Requirement.
Give every line of the material again, exactly as written.
##############################
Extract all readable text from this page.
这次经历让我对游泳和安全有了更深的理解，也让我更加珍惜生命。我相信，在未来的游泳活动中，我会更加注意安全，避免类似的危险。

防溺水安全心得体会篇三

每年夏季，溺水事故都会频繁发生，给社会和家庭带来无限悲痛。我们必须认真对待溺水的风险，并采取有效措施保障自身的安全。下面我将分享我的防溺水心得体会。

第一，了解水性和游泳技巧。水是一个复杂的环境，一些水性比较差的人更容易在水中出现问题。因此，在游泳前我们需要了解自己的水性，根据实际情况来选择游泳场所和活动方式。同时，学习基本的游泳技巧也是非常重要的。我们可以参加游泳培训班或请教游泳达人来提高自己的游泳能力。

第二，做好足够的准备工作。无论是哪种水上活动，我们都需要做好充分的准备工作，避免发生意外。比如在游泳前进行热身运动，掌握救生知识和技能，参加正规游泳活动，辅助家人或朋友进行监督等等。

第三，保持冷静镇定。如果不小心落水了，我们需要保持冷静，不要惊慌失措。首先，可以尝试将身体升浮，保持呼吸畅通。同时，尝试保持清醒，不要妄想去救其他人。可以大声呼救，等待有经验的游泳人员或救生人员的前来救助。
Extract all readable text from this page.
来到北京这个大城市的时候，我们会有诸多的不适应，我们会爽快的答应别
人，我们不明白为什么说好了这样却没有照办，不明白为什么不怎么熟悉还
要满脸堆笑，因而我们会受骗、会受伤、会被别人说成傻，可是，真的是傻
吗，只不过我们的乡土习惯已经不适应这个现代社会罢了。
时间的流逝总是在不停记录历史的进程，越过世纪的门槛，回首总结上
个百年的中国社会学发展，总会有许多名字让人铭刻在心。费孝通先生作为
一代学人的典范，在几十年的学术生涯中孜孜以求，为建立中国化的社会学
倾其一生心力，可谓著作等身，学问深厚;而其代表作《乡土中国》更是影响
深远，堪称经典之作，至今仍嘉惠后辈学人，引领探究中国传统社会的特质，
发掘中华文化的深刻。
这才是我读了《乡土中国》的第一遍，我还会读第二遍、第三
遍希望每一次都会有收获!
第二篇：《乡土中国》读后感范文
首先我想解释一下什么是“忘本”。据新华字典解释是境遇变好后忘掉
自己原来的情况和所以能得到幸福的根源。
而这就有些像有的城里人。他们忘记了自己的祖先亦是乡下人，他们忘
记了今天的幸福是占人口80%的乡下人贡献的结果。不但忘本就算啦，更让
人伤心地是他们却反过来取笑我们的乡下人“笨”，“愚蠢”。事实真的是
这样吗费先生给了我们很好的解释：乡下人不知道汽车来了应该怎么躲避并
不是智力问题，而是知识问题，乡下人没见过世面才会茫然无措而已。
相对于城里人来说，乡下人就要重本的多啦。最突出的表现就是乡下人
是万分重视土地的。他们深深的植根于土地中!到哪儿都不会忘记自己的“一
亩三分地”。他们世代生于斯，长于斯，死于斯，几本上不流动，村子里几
##############################
Solution.
Extract all readable text from this page.
这次经历让我对游泳和安全有了更深的理解，也让我更加珍惜生命。我相信，在未来的游泳活动中，我会更加注意安全，避免类似的危险。

防溺水安全心得体会篇三

每年夏季，溺水事故都会频繁发生，给社会和家庭带来无限悲痛。我们必须认真对待溺水的风险，并采取有效措施保障自身的安全。下面我将分享我的防溺水心得体会。

第一，了解水性和游泳技巧。水是一个复杂的环境，一些水性比较差的人更容易在水中出现问题。因此，在游泳前我们需要了解自己的水性，根据实际情况来选择游泳场所和活动方式。同时，学习基本的游泳技巧也是非常重要的。我们可以参加游泳培训班或请教游泳达人来提高自己的游泳能力。

第二，做好足够的准备工作。无论是哪种水上活动，我们都需要做好充分的准备工作，避免发生意外。比如在游泳前进行热身运动，掌握救生知识和技能，参加正规游泳活动，辅助家人或朋友进行监督等等。

第三，保持冷静镇定。如果不小心落水了，我们需要保持冷静，不要惊慌失措。首先，可以尝试将身体升浮，保持呼吸畅通。同时，尝试保持清醒，不要妄想去救其他人。可以大声呼救，等待有经验的游泳人员或救生人员的前来救助。
Extract all readable text from this page.
来到北京这个大城市的时候，我们会有诸多的不适应，我们会爽快的答应别
人，我们不明白为什么说好了这样却没有照办，不明白为什么不怎么熟悉还
要满脸堆笑，因而我们会受骗、会受伤、会被别人说成傻，可是，真的是傻
吗，只不过我们的乡土习惯已经不适应这个现代社会罢了。
时间的流逝总是在不停记录历史的进程，越过世纪的门槛，回首总结上
个百年的中国社会学发展，总会有许多名字让人铭刻在心。费孝通先生作为
一代学人的典范，在几十年的学术生涯中孜孜以求，为建立中国化的社会学
倾其一生心力，可谓著作等身，学问深厚;而其代表作《乡土中国》更是影响
深远，堪称经典之作，至今仍嘉惠后辈学人，引领探究中国传统社会的特质，
发掘中华文化的深刻。
这才是我读了《乡土中国》的第一遍，我还会读第二遍、第三
遍希望每一次都会有收获!
第二篇：《乡土中国》读后感范文
首先我想解释一下什么是“忘本”。据新华字典解释是境遇变好后忘掉
自己原来的情况和所以能得到幸福的根源。
而这就有些像有的城里人。他们忘记了自己的祖先亦是乡下人，他们忘
记了今天的幸福是占人口80%的乡下人贡献的结果。不但忘本就算啦，更让
人伤心地是他们却反过来取笑我们的乡下人“笨”，“愚蠢”。事实真的是
这样吗费先生给了我们很好的解释：乡下人不知道汽车来了应该怎么躲避并
不是智力问题，而是知识问题，乡下人没见过世面才会茫然无措而已。
相对于城里人来说，乡下人就要重本的多啦。最突出的表现就是乡下人
是万分重视土地的。他们深深的植根于土地中!到哪儿都不会忘记自己的“一
亩三分地”。他们世代生于斯，长于斯，死于斯，几本上不流动，村子里几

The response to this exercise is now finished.